Each record below must be returned exactly as shown.

───── Task input ─────

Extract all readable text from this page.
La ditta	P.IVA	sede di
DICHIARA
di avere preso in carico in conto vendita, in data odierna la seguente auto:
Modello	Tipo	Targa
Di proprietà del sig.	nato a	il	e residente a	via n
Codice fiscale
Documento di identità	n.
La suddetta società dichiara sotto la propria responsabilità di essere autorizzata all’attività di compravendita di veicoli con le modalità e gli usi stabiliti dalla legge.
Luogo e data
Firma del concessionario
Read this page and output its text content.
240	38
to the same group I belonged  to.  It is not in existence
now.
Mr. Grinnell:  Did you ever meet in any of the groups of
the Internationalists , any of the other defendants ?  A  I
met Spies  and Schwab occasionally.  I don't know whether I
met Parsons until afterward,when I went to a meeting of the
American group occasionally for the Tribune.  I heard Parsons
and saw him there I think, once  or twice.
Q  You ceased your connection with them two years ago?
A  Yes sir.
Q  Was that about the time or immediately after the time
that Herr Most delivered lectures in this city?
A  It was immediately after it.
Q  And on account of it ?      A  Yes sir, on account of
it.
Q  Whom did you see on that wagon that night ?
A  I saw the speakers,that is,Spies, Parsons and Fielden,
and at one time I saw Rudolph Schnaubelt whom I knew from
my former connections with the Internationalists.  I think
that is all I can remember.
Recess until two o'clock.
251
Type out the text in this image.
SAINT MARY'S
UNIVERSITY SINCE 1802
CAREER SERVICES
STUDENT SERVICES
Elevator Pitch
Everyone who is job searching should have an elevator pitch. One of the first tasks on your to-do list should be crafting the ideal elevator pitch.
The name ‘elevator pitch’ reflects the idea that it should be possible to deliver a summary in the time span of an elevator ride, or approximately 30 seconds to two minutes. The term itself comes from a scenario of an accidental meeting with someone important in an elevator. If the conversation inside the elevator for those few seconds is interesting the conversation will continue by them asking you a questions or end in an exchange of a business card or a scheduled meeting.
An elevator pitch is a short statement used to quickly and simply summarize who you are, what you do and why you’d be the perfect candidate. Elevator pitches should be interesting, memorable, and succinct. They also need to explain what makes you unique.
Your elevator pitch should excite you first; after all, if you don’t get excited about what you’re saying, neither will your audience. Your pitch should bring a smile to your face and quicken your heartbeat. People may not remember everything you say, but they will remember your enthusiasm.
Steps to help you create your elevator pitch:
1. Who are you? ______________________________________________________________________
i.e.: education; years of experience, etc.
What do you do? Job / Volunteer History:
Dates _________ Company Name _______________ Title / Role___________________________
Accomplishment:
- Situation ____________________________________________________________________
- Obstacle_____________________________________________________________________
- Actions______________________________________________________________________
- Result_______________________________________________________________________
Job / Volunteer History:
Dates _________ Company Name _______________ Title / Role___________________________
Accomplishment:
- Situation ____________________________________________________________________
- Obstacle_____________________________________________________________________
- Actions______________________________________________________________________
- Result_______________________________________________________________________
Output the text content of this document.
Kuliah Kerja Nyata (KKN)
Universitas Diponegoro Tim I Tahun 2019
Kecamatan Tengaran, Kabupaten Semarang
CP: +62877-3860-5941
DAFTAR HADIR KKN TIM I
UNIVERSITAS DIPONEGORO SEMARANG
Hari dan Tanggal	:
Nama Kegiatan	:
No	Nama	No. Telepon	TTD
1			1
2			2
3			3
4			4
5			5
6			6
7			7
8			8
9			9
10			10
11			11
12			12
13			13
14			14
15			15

─────

→ Output of the task
Extract all readable text from this page.
La ditta	P.IVA	sede di
DICHIARA
di avere preso in carico in conto vendita, in data odierna la seguente auto:
Modello	Tipo	Targa
Di proprietà del sig.	nato a	il	e residente a	via n
Codice fiscale
Documento di identità	n.
La suddetta società dichiara sotto la propria responsabilità di essere autorizzata all’attività di compravendita di veicoli con le modalità e gli usi stabiliti dalla legge.
Luogo e data
Firma del concessionario
Read this page and output its text content.
240	38
to the same group I belonged  to.  It is not in existence
now.
Mr. Grinnell:  Did you ever meet in any of the groups of
the Internationalists , any of the other defendants ?  A  I
met Spies  and Schwab occasionally.  I don't know whether I
met Parsons until afterward,when I went to a meeting of the
American group occasionally for the Tribune.  I heard Parsons
and saw him there I think, once  or twice.
Q  You ceased your connection with them two years ago?
A  Yes sir.
Q  Was that about the time or immediately after the time
that Herr Most delivered lectures in this city?
A  It was immediately after it.
Q  And on account of it ?      A  Yes sir, on account of
it.
Q  Whom did you see on that wagon that night ?
A  I saw the speakers,that is,Spies, Parsons and Fielden,
and at one time I saw Rudolph Schnaubelt whom I knew from
my former connections with the Internationalists.  I think
that is all I can remember.
Recess until two o'clock.
251
Type out the text in this image.
SAINT MARY'S
UNIVERSITY SINCE 1802
CAREER SERVICES
STUDENT SERVICES
Elevator Pitch
Everyone who is job searching should have an elevator pitch. One of the first tasks on your to-do list should be crafting the ideal elevator pitch.
The name ‘elevator pitch’ reflects the idea that it should be possible to deliver a summary in the time span of an elevator ride, or approximately 30 seconds to two minutes. The term itself comes from a scenario of an accidental meeting with someone important in an elevator. If the conversation inside the elevator for those few seconds is interesting the conversation will continue by them asking you a questions or end in an exchange of a business card or a scheduled meeting.
An elevator pitch is a short statement used to quickly and simply summarize who you are, what you do and why you’d be the perfect candidate. Elevator pitches should be interesting, memorable, and succinct. They also need to explain what makes you unique.
Your elevator pitch should excite you first; after all, if you don’t get excited about what you’re saying, neither will your audience. Your pitch should bring a smile to your face and quicken your heartbeat. People may not remember everything you say, but they will remember your enthusiasm.
Steps to help you create your elevator pitch:
1. Who are you? ______________________________________________________________________
i.e.: education; years of experience, etc.
What do you do? Job / Volunteer History:
Dates _________ Company Name _______________ Title / Role___________________________
Accomplishment:
- Situation ____________________________________________________________________
- Obstacle_____________________________________________________________________
- Actions______________________________________________________________________
- Result_______________________________________________________________________
Job / Volunteer History:
Dates _________ Company Name _______________ Title / Role___________________________
Accomplishment:
- Situation ____________________________________________________________________
- Obstacle_____________________________________________________________________
- Actions______________________________________________________________________
- Result_______________________________________________________________________
Output the text content of this document.
Kuliah Kerja Nyata (KKN)
Universitas Diponegoro Tim I Tahun 2019
Kecamatan Tengaran, Kabupaten Semarang
CP: +62877-3860-5941
DAFTAR HADIR KKN TIM I
UNIVERSITAS DIPONEGORO SEMARANG
Hari dan Tanggal	:
Nama Kegiatan	:
No	Nama	No. Telepon	TTD
1			1
2			2
3			3
4			4
5			5
6			6
7			7
8			8
9			9
10			10
11			11
12			12
13			13
14			14
15			15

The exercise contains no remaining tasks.